THE EXERCISE »
Print the data exactly as it is given, please.

▬▬▬▬▬▬

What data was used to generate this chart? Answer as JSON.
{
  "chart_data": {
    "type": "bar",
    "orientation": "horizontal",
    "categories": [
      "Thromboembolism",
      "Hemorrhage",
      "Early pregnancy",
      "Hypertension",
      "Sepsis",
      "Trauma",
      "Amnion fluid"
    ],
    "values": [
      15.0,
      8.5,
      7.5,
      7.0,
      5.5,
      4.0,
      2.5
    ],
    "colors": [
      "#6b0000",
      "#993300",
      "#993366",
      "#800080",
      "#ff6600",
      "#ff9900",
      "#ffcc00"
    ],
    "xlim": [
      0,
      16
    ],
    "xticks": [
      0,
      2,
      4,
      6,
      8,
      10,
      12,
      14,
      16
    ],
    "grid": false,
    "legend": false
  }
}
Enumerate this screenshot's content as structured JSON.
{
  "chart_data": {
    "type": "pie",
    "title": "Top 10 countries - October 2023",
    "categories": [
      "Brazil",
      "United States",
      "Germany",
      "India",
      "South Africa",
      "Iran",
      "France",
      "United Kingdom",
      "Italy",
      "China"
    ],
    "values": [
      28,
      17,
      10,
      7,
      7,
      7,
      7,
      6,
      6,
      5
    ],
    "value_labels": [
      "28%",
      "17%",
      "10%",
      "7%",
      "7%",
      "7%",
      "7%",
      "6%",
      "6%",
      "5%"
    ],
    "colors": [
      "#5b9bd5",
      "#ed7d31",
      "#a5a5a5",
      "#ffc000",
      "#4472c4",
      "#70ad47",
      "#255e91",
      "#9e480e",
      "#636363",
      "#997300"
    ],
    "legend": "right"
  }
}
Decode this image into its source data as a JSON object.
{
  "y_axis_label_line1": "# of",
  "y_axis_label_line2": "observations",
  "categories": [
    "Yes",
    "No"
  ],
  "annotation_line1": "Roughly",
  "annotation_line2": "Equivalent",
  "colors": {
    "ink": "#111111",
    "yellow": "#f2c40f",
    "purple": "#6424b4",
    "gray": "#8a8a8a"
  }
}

▬▬▬▬▬▬

RESULT OF THE EXERCISE »
What data was used to generate this chart? Answer as JSON.
{
  "chart_data": {
    "type": "bar",
    "orientation": "horizontal",
    "categories": [
      "Thromboembolism",
      "Hemorrhage",
      "Early pregnancy",
      "Hypertension",
      "Sepsis",
      "Trauma",
      "Amnion fluid"
    ],
    "values": [
      15.0,
      8.5,
      7.5,
      7.0,
      5.5,
      4.0,
      2.5
    ],
    "colors": [
      "#6b0000",
      "#993300",
      "#993366",
      "#800080",
      "#ff6600",
      "#ff9900",
      "#ffcc00"
    ],
    "xlim": [
      0,
      16
    ],
    "xticks": [
      0,
      2,
      4,
      6,
      8,
      10,
      12,
      14,
      16
    ],
    "grid": false,
    "legend": false
  }
}
Enumerate this screenshot's content as structured JSON.
{
  "chart_data": {
    "type": "pie",
    "title": "Top 10 countries - October 2023",
    "categories": [
      "Brazil",
      "United States",
      "Germany",
      "India",
      "South Africa",
      "Iran",
      "France",
      "United Kingdom",
      "Italy",
      "China"
    ],
    "values": [
      28,
      17,
      10,
      7,
      7,
      7,
      7,
      6,
      6,
      5
    ],
    "value_labels": [
      "28%",
      "17%",
      "10%",
      "7%",
      "7%",
      "7%",
      "7%",
      "6%",
      "6%",
      "5%"
    ],
    "colors": [
      "#5b9bd5",
      "#ed7d31",
      "#a5a5a5",
      "#ffc000",
      "#4472c4",
      "#70ad47",
      "#255e91",
      "#9e480e",
      "#636363",
      "#997300"
    ],
    "legend": "right"
  }
}
Decode this image into its source data as a JSON object.
{
  "y_axis_label_line1": "# of",
  "y_axis_label_line2": "observations",
  "categories": [
    "Yes",
    "No"
  ],
  "annotation_line1": "Roughly",
  "annotation_line2": "Equivalent",
  "colors": {
    "ink": "#111111",
    "yellow": "#f2c40f",
    "purple": "#6424b4",
    "gray": "#8a8a8a"
  }
}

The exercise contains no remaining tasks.